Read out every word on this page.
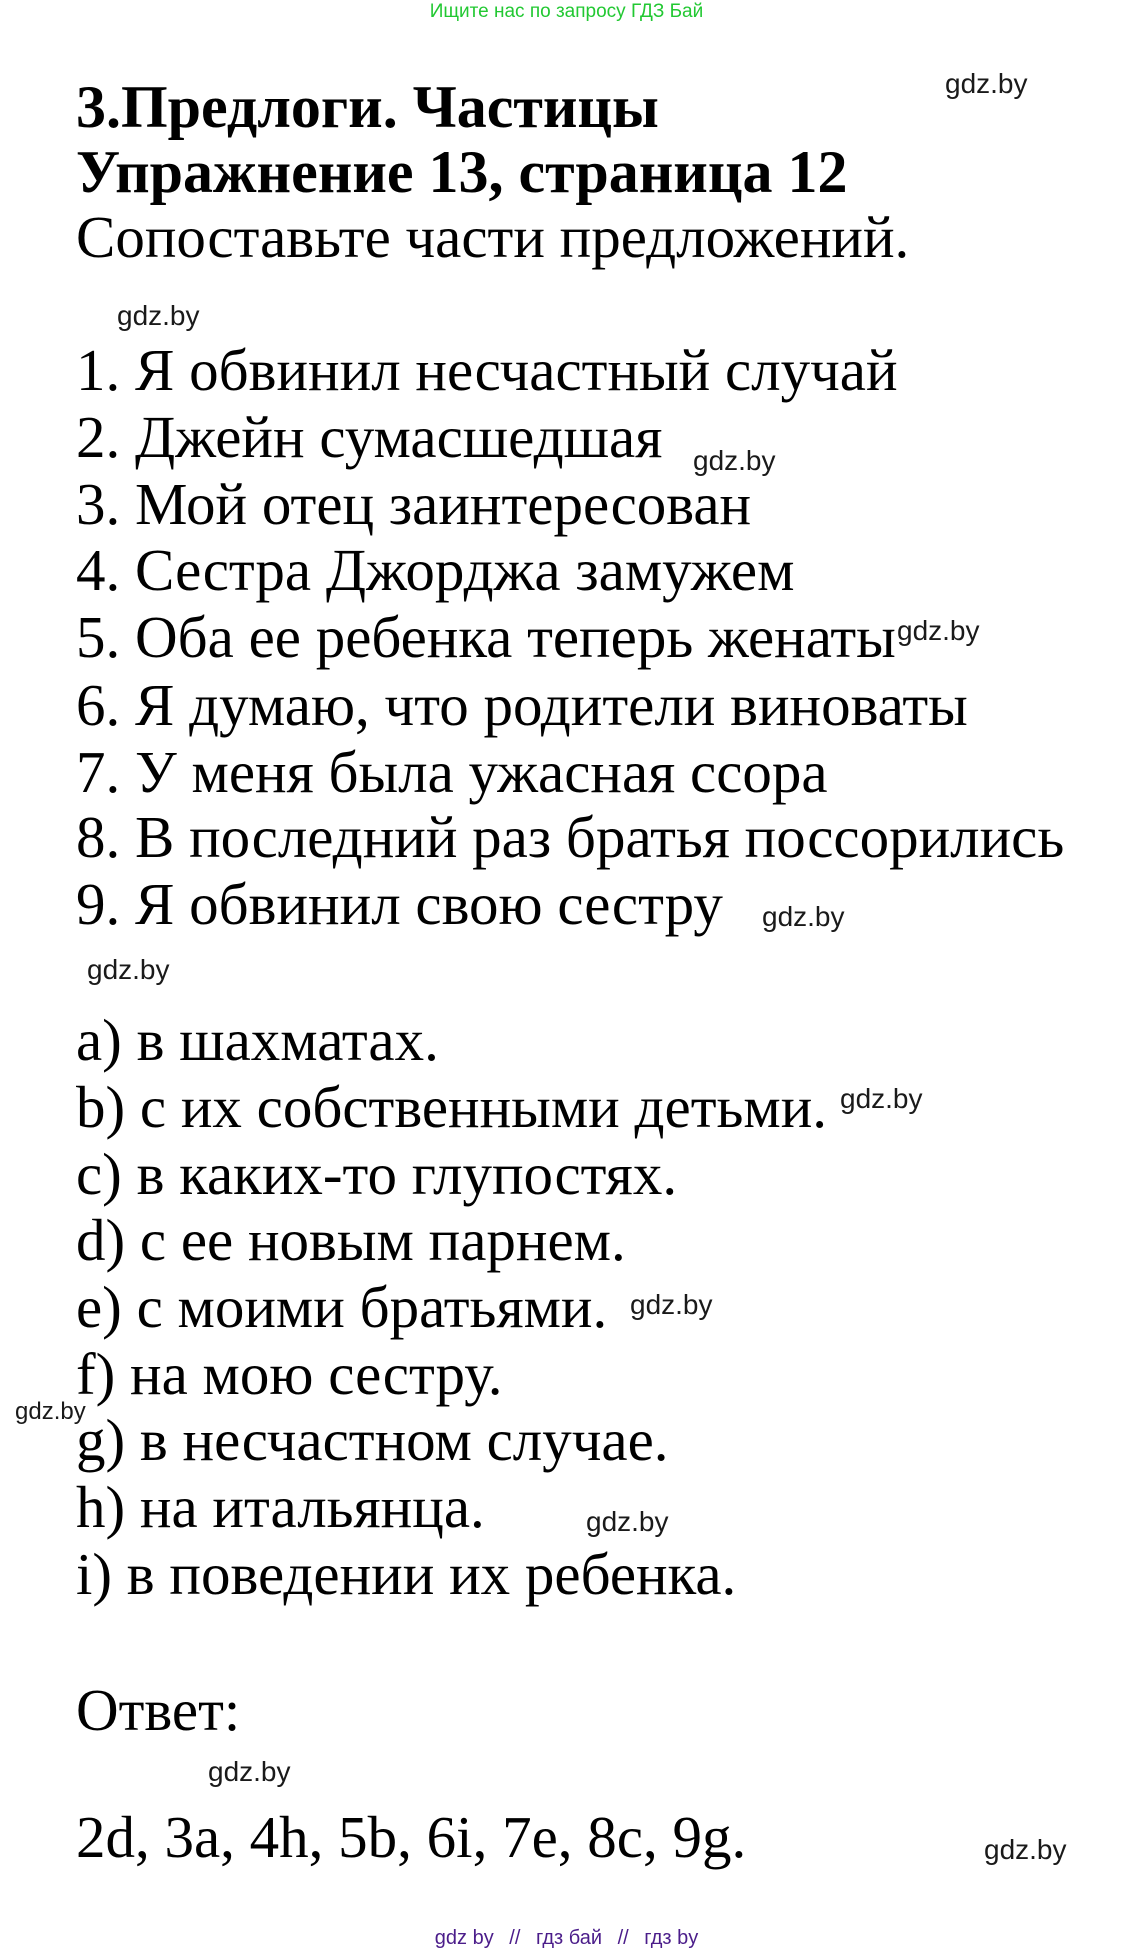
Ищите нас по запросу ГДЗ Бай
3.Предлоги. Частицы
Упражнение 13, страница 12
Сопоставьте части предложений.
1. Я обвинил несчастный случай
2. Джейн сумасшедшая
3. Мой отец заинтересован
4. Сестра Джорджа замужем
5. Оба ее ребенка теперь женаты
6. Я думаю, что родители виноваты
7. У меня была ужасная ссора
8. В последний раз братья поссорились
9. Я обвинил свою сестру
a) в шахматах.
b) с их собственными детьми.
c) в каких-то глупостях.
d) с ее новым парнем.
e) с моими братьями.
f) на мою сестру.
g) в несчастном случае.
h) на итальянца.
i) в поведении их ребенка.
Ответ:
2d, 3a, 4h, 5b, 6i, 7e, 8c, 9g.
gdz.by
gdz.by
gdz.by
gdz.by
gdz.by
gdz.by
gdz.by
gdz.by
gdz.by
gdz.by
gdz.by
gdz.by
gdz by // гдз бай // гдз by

*Challenge*.
Each line above that holds the string "ребенка" should be copied and shown.

*Output for this exercise*.
5. Оба ее ребенка теперь женаты
i) в поведении их ребенка.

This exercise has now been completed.